-- Supplied data --
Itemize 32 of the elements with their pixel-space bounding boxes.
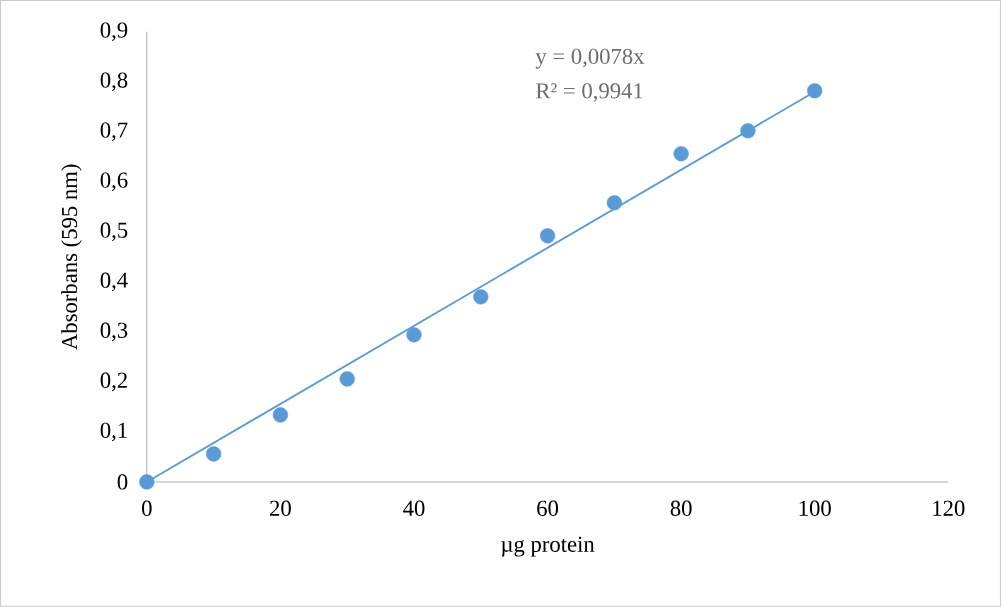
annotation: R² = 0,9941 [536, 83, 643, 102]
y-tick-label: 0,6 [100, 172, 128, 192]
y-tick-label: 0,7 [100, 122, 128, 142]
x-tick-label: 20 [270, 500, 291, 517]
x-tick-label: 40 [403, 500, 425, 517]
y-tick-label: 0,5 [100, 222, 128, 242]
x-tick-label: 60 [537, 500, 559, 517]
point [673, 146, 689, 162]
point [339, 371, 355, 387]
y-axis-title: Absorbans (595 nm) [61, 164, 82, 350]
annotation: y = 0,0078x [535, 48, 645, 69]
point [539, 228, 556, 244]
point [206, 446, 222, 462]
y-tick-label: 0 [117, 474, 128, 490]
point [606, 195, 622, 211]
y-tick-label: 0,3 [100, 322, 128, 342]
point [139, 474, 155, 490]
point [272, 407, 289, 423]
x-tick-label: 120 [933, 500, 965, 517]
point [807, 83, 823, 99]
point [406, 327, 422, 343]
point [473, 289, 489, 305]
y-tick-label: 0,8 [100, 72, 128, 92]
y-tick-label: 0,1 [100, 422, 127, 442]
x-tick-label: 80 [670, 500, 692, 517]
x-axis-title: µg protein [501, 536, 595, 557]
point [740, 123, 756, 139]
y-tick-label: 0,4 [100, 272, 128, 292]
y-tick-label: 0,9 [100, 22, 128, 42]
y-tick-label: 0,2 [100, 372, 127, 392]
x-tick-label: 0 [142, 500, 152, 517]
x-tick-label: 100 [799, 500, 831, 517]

-- Exercise goal --
Copy out each record shown above without alteration, skipping any picture.

-- Response --
Itemize 32 of the elements with their pixel-space bounding boxes.
annotation: R² = 0,9941 [536, 83, 643, 102]
y-tick-label: 0,6 [100, 172, 128, 192]
y-tick-label: 0,7 [100, 122, 128, 142]
x-tick-label: 20 [270, 500, 291, 517]
x-tick-label: 40 [403, 500, 425, 517]
y-tick-label: 0,5 [100, 222, 128, 242]
x-tick-label: 60 [537, 500, 559, 517]
point [673, 146, 689, 162]
point [339, 371, 355, 387]
y-axis-title: Absorbans (595 nm) [61, 164, 82, 350]
annotation: y = 0,0078x [535, 48, 645, 69]
point [539, 228, 556, 244]
point [206, 446, 222, 462]
y-tick-label: 0 [117, 474, 128, 490]
point [606, 195, 622, 211]
y-tick-label: 0,3 [100, 322, 128, 342]
point [139, 474, 155, 490]
point [272, 407, 289, 423]
x-tick-label: 120 [933, 500, 965, 517]
point [807, 83, 823, 99]
point [406, 327, 422, 343]
point [473, 289, 489, 305]
y-tick-label: 0,8 [100, 72, 128, 92]
y-tick-label: 0,1 [100, 422, 127, 442]
x-tick-label: 80 [670, 500, 692, 517]
x-axis-title: µg protein [501, 536, 595, 557]
point [740, 123, 756, 139]
y-tick-label: 0,4 [100, 272, 128, 292]
y-tick-label: 0,9 [100, 22, 128, 42]
y-tick-label: 0,2 [100, 372, 127, 392]
x-tick-label: 0 [142, 500, 152, 517]
x-tick-label: 100 [799, 500, 831, 517]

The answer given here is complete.